* TASK PROMPT:
Spot each line in the records below where the word "years" occurs, then copy it.

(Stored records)
————

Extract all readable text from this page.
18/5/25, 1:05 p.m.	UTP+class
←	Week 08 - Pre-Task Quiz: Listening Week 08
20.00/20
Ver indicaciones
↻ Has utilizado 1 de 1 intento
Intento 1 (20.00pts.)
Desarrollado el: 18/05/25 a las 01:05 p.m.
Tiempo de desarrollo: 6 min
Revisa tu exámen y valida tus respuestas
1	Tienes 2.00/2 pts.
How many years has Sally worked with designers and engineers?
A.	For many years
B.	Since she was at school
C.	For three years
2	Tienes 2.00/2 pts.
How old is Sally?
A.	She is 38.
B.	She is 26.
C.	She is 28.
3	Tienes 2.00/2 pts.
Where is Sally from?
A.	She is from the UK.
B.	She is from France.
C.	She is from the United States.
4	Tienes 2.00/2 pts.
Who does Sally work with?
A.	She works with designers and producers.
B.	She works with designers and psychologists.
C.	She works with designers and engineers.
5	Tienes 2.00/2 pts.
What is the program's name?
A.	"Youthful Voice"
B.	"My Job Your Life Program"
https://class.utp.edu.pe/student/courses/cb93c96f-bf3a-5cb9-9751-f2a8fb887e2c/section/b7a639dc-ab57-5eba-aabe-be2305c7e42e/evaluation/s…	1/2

————

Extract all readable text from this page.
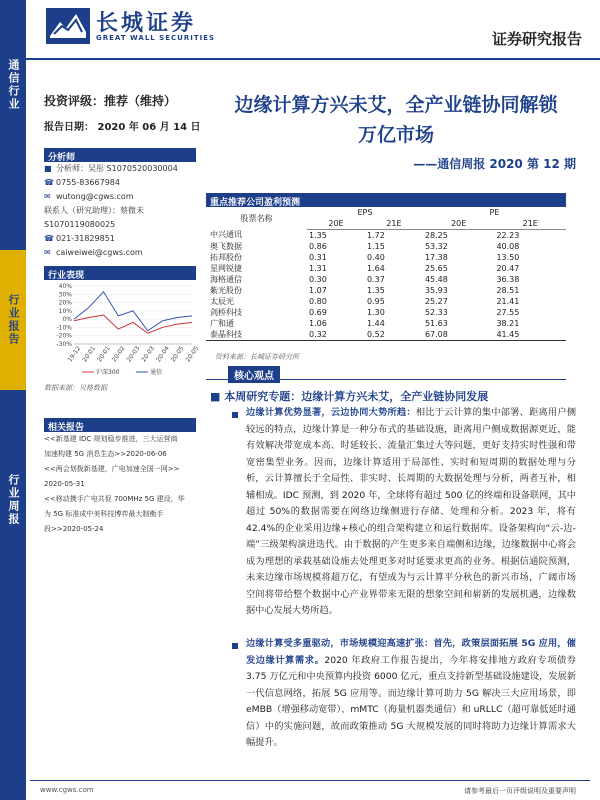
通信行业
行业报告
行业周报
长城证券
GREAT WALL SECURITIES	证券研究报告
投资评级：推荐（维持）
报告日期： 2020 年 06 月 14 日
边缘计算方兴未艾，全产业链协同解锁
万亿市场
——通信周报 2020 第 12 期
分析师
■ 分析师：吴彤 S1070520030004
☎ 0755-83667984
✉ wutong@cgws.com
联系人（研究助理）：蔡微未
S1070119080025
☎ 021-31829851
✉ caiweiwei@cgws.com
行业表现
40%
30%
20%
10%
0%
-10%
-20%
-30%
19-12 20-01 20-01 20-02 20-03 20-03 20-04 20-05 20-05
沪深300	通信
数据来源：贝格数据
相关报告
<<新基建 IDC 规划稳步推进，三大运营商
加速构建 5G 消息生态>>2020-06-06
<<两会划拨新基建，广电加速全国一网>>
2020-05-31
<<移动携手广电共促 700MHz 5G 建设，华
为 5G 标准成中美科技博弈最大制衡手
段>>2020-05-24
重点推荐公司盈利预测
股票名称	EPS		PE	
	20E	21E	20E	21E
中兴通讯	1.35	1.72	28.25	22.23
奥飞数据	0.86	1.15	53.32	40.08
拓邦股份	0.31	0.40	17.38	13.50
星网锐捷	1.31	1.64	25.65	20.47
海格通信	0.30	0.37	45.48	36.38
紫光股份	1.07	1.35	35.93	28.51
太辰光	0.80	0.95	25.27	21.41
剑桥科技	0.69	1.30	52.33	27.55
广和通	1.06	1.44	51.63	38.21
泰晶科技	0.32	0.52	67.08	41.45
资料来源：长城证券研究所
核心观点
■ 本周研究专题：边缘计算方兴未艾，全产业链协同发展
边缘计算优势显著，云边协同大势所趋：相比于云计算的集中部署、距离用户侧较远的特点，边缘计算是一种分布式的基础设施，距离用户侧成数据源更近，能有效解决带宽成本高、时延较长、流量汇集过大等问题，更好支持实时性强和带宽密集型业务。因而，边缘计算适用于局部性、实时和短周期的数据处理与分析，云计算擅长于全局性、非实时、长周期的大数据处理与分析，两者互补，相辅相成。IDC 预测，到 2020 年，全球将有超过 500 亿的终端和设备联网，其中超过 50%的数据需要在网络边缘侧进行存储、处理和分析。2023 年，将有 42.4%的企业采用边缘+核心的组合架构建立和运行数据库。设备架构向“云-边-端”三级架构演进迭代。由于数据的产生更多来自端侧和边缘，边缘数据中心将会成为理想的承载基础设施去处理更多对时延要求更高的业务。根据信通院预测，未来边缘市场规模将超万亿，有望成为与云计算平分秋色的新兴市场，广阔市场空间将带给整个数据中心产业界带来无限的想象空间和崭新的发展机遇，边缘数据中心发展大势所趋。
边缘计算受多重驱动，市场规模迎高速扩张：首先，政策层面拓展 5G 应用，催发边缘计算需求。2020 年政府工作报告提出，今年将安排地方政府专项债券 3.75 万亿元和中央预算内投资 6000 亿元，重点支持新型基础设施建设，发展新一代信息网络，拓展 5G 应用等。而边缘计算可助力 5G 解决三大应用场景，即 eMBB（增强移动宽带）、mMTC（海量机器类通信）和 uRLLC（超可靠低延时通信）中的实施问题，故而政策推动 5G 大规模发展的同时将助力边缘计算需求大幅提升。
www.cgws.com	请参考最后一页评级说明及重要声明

————

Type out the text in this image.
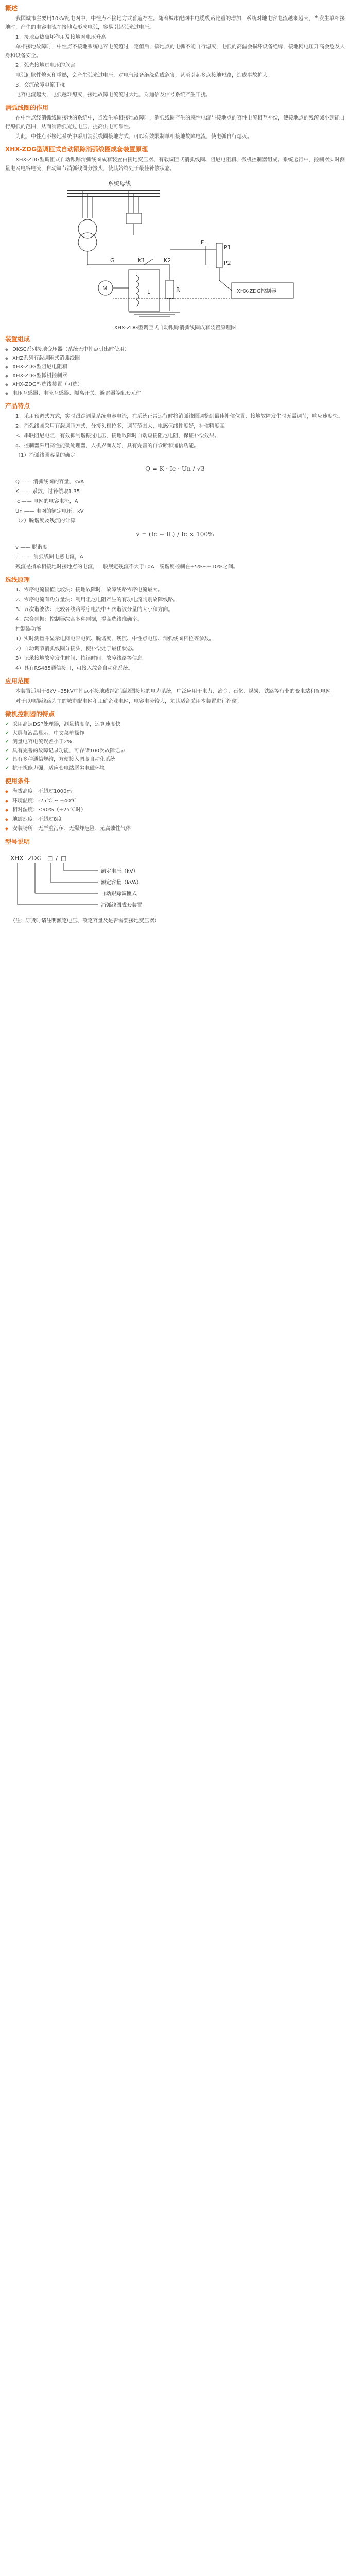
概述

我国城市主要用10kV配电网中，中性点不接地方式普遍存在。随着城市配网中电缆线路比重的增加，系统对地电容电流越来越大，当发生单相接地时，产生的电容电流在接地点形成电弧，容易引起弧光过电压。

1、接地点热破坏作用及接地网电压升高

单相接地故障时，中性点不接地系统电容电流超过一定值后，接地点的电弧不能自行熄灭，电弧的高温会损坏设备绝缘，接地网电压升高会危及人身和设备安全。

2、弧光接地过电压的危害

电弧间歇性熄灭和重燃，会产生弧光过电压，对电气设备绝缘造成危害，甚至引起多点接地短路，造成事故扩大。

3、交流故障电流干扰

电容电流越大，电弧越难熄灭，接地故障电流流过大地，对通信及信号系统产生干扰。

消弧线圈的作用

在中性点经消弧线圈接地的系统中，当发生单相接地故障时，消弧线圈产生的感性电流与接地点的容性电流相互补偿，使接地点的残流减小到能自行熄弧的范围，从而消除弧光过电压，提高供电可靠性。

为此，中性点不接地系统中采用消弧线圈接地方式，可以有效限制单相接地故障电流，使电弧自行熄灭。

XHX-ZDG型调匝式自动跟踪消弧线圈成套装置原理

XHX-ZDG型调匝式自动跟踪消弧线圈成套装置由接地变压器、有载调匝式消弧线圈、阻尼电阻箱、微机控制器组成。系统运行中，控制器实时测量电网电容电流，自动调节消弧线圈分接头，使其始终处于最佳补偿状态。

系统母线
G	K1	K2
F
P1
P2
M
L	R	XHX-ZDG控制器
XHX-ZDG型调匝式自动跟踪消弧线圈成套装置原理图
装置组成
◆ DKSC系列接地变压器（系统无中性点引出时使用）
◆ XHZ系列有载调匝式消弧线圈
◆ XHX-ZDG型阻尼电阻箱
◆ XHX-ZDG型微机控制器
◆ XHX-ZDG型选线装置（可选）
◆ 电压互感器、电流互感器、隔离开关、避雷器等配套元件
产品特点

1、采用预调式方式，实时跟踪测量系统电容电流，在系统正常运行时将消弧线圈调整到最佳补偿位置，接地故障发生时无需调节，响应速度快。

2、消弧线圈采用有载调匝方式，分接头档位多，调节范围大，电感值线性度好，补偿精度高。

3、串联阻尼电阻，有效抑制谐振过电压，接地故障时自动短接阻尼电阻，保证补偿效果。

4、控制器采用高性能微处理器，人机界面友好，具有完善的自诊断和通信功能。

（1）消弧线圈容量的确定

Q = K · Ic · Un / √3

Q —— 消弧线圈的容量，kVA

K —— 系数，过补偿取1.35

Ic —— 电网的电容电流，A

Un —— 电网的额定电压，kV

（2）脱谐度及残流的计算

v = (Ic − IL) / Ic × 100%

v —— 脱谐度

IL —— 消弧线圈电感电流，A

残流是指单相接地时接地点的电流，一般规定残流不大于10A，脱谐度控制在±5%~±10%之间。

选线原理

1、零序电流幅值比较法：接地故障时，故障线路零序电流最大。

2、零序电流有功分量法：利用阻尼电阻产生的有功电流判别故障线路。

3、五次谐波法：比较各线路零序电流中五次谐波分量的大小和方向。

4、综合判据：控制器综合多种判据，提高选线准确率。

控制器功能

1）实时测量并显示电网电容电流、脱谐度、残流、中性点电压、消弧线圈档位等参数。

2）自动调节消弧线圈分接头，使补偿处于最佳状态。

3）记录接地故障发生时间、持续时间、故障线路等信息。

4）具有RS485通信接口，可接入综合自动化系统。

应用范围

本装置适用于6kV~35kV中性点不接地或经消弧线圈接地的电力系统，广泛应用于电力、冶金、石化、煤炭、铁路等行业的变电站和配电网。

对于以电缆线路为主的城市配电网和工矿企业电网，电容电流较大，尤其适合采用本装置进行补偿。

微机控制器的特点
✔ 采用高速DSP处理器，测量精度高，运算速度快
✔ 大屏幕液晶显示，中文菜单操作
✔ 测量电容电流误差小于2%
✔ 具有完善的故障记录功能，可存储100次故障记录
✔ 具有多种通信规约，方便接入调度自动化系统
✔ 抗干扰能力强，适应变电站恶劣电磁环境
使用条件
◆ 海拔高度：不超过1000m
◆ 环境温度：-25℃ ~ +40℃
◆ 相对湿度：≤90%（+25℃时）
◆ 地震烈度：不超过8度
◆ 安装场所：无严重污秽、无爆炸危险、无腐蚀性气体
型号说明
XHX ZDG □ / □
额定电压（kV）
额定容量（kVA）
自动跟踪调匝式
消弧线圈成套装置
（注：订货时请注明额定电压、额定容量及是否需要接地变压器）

————

* SOLUTION FOR THIS EXERCISE:
How many years has Sally worked with designers and engineers?
A.	For many years
C.	For three years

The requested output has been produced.